[begin Extracted information]

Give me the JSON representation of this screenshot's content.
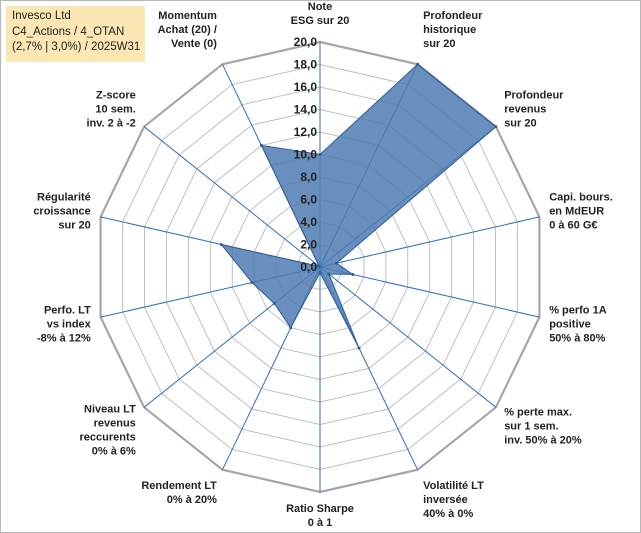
{
  "info_box": {
    "line1": "Invesco Ltd",
    "line2": "C4_Actions / 4_OTAN",
    "line3": "(2,7% | 3,0%) / 2025W31"
  },
  "chart_data": {
    "type": "radar",
    "rmin": 0,
    "rmax": 20,
    "grid": true,
    "legend": "none",
    "tick_labels": [
      "0,0",
      "2,0",
      "4,0",
      "6,0",
      "8,0",
      "10,0",
      "12,0",
      "14,0",
      "16,0",
      "18,0",
      "20,0"
    ],
    "categories": [
      [
        "Note",
        "ESG sur 20"
      ],
      [
        "Profondeur",
        "historique",
        "sur 20"
      ],
      [
        "Profondeur",
        "revenus",
        "sur 20"
      ],
      [
        "Capi. bours.",
        "en MdEUR",
        "0 à 60 G€"
      ],
      [
        "% perfo 1A",
        "positive",
        "50% à 80%"
      ],
      [
        "% perte max.",
        "sur 1 sem.",
        "inv. 50% à 20%"
      ],
      [
        "Volatilité LT",
        "inversée",
        "40% à 0%"
      ],
      [
        "Ratio Sharpe",
        "0 à 1"
      ],
      [
        "Rendement LT",
        "0% à 20%"
      ],
      [
        "Niveau LT",
        "revenus",
        "reccurents",
        "0% à 6%"
      ],
      [
        "Perfo. LT",
        "vs index",
        "-8% à 12%"
      ],
      [
        "Régularité",
        "croissance",
        "sur 20"
      ],
      [
        "Z-score",
        "10 sem.",
        "inv. 2 à -2"
      ],
      [
        "Momentum",
        "Achat (20) /",
        "Vente (0)"
      ]
    ],
    "values": [
      10,
      20,
      20,
      1.5,
      3,
      1,
      8,
      0.5,
      6,
      5.2,
      6.2,
      9,
      0.1,
      12
    ],
    "colors": {
      "fill": "#4f7bb3",
      "stroke": "#2e5c99",
      "axis": "#2f6fbf",
      "grid": "#bfbfbf",
      "outer": "#a6a6a6"
    }
  }
}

[end Extracted information]

◆ Instructions for the task
Copy all the data exactly as written, but skip any picture.

◆ Exercise output
Give me the JSON representation of this screenshot's content.
{
  "info_box": {
    "line1": "Invesco Ltd",
    "line2": "C4_Actions / 4_OTAN",
    "line3": "(2,7% | 3,0%) / 2025W31"
  },
  "chart_data": {
    "type": "radar",
    "rmin": 0,
    "rmax": 20,
    "grid": true,
    "legend": "none",
    "tick_labels": [
      "0,0",
      "2,0",
      "4,0",
      "6,0",
      "8,0",
      "10,0",
      "12,0",
      "14,0",
      "16,0",
      "18,0",
      "20,0"
    ],
    "categories": [
      [
        "Note",
        "ESG sur 20"
      ],
      [
        "Profondeur",
        "historique",
        "sur 20"
      ],
      [
        "Profondeur",
        "revenus",
        "sur 20"
      ],
      [
        "Capi. bours.",
        "en MdEUR",
        "0 à 60 G€"
      ],
      [
        "% perfo 1A",
        "positive",
        "50% à 80%"
      ],
      [
        "% perte max.",
        "sur 1 sem.",
        "inv. 50% à 20%"
      ],
      [
        "Volatilité LT",
        "inversée",
        "40% à 0%"
      ],
      [
        "Ratio Sharpe",
        "0 à 1"
      ],
      [
        "Rendement LT",
        "0% à 20%"
      ],
      [
        "Niveau LT",
        "revenus",
        "reccurents",
        "0% à 6%"
      ],
      [
        "Perfo. LT",
        "vs index",
        "-8% à 12%"
      ],
      [
        "Régularité",
        "croissance",
        "sur 20"
      ],
      [
        "Z-score",
        "10 sem.",
        "inv. 2 à -2"
      ],
      [
        "Momentum",
        "Achat (20) /",
        "Vente (0)"
      ]
    ],
    "values": [
      10,
      20,
      20,
      1.5,
      3,
      1,
      8,
      0.5,
      6,
      5.2,
      6.2,
      9,
      0.1,
      12
    ],
    "colors": {
      "fill": "#4f7bb3",
      "stroke": "#2e5c99",
      "axis": "#2f6fbf",
      "grid": "#bfbfbf",
      "outer": "#a6a6a6"
    }
  }
}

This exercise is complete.